- [DESCRIPTION OF THE TASK]: Return each entry exactly, with none missing.
+-------+
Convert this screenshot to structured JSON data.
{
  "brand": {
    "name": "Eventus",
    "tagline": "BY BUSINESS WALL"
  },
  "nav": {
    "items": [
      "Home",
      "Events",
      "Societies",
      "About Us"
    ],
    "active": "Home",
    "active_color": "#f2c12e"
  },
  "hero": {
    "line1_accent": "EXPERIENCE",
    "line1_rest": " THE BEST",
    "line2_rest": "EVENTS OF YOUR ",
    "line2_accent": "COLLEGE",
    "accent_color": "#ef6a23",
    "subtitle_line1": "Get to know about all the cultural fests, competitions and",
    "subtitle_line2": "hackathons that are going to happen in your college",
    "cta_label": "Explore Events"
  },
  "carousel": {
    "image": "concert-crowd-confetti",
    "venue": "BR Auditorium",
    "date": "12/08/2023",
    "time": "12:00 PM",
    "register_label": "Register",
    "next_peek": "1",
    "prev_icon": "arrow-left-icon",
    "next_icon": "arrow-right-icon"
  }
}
+-------+
- [EXERCISE OUTPUT]:
Convert this screenshot to structured JSON data.
{
  "brand": {
    "name": "Eventus",
    "tagline": "BY BUSINESS WALL"
  },
  "nav": {
    "items": [
      "Home",
      "Events",
      "Societies",
      "About Us"
    ],
    "active": "Home",
    "active_color": "#f2c12e"
  },
  "hero": {
    "line1_accent": "EXPERIENCE",
    "line1_rest": " THE BEST",
    "line2_rest": "EVENTS OF YOUR ",
    "line2_accent": "COLLEGE",
    "accent_color": "#ef6a23",
    "subtitle_line1": "Get to know about all the cultural fests, competitions and",
    "subtitle_line2": "hackathons that are going to happen in your college",
    "cta_label": "Explore Events"
  },
  "carousel": {
    "image": "concert-crowd-confetti",
    "venue": "BR Auditorium",
    "date": "12/08/2023",
    "time": "12:00 PM",
    "register_label": "Register",
    "next_peek": "1",
    "prev_icon": "arrow-left-icon",
    "next_icon": "arrow-right-icon"
  }
}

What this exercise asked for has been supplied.